## Given request
Note each line of the listing that contains the string "information", and copy it.

## Given data
★ ★ ★ ★

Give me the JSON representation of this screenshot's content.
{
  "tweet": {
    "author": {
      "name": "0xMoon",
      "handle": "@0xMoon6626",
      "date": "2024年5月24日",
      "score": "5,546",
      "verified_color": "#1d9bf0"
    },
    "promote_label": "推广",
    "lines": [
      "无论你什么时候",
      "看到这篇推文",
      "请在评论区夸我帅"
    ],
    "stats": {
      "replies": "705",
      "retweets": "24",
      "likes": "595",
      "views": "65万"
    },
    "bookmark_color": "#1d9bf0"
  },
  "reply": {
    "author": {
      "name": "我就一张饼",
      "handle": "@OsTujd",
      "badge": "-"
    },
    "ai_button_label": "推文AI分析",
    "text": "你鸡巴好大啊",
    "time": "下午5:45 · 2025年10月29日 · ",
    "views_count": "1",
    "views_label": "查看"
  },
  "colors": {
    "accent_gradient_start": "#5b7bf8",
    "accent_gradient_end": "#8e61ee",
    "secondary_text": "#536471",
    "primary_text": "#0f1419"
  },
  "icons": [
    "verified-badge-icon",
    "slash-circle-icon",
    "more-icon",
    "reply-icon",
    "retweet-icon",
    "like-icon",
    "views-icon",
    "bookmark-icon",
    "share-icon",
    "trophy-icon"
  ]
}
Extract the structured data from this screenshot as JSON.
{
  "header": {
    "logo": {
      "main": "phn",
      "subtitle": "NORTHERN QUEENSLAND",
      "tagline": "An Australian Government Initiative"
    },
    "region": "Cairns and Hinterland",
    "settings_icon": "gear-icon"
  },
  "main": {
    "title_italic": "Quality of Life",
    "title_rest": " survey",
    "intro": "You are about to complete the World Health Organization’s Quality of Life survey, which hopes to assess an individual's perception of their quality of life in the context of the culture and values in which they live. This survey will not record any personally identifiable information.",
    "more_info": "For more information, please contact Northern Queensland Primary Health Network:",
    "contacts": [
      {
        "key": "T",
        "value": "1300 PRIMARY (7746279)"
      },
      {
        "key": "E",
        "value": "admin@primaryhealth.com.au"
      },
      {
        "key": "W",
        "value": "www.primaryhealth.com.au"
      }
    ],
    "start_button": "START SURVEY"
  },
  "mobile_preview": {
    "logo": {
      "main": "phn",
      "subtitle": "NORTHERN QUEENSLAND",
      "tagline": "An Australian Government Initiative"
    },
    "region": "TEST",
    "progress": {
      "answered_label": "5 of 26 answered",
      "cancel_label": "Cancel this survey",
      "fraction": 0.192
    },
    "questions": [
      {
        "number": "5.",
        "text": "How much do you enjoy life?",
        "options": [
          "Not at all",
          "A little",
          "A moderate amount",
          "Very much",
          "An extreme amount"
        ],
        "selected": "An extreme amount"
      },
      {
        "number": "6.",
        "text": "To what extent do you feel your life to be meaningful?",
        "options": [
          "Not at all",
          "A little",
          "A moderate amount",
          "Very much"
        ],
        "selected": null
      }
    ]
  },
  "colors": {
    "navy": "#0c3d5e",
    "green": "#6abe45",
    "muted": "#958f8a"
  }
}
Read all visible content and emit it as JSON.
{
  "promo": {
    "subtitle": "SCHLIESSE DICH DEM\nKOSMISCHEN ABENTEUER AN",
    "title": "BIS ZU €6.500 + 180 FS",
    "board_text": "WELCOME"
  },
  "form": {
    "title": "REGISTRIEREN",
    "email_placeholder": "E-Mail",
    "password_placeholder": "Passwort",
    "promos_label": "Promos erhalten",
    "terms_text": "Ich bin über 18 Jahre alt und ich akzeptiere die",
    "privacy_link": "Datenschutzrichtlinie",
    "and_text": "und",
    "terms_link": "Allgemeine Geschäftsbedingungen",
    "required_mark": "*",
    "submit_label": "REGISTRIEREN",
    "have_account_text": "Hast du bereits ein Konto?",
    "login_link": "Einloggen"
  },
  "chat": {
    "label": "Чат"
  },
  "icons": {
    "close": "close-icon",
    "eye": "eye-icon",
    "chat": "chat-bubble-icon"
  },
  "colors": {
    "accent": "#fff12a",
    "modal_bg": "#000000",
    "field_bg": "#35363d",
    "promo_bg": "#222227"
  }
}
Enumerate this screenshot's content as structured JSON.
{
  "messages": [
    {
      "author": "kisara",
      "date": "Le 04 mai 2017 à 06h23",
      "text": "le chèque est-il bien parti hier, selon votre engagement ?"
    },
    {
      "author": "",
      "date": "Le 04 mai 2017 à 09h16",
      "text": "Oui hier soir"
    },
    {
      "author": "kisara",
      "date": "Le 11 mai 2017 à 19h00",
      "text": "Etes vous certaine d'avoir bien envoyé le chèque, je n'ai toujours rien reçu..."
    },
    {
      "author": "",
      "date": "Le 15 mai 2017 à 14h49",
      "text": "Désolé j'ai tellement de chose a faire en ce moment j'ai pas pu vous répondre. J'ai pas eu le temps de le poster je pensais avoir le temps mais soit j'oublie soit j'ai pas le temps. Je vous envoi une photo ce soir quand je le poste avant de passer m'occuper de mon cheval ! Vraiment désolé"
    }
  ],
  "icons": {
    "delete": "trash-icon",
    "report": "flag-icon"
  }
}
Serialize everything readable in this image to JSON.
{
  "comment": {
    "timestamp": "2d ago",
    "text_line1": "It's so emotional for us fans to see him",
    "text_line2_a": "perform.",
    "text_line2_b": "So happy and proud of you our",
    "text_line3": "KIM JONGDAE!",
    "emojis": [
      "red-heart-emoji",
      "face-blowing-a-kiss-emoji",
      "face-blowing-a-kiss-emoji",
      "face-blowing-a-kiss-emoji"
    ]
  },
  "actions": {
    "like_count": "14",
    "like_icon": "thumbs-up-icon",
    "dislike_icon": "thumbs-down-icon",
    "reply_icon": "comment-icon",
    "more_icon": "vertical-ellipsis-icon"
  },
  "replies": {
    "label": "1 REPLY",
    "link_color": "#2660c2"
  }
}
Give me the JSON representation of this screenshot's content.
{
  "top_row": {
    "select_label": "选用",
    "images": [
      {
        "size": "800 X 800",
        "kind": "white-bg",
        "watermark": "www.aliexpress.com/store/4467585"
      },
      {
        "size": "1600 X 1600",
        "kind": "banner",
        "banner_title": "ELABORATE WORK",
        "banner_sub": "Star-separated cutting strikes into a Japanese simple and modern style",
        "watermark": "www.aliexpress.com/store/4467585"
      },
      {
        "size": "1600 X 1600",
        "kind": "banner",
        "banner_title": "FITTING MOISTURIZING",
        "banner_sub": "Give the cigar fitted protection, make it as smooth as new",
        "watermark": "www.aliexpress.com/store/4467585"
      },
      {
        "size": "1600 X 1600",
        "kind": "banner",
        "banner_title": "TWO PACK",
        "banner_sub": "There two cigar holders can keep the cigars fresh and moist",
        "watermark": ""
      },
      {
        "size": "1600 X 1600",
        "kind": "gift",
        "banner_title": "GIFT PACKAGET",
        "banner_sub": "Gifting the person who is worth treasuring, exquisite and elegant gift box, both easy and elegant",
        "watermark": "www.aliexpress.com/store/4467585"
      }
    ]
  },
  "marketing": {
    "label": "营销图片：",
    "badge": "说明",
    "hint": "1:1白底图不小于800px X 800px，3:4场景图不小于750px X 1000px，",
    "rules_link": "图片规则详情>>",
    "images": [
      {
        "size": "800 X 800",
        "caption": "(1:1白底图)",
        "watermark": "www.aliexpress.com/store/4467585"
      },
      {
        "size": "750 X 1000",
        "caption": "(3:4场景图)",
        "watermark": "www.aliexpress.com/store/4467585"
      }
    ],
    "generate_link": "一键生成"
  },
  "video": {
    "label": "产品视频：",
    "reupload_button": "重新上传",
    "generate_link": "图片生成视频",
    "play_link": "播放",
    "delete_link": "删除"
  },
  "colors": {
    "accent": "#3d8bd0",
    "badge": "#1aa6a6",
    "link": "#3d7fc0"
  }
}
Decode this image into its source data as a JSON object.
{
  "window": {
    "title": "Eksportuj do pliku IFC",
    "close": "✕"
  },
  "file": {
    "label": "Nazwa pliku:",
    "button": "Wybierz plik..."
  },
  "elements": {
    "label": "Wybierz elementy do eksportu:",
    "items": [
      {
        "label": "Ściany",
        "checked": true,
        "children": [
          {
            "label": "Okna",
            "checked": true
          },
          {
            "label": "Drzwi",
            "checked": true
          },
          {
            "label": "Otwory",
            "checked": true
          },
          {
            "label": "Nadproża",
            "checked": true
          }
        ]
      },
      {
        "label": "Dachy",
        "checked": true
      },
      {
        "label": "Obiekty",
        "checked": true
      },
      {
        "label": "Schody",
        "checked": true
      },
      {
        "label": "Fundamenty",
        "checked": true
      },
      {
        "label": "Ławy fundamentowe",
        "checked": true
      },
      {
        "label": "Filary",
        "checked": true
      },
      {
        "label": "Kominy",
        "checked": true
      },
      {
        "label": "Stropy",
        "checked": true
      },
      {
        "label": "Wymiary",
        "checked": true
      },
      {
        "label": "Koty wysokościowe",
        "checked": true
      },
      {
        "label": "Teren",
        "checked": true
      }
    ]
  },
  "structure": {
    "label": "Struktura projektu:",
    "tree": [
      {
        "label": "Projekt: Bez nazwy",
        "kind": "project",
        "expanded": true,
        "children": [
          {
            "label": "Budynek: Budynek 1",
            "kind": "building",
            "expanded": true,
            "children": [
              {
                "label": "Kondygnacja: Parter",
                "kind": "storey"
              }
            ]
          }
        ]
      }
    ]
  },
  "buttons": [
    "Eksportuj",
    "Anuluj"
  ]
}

★ ★ ★ ★

## Answer for this exercise
    "intro": "You are about to complete the World Health Organization’s Quality of Life survey, which hopes to assess an individual's perception of their quality of life in the context of the culture and values in which they live. This survey will not record any personally identifiable information.",
    "more_info": "For more information, please contact Northern Queensland Primary Health Network:",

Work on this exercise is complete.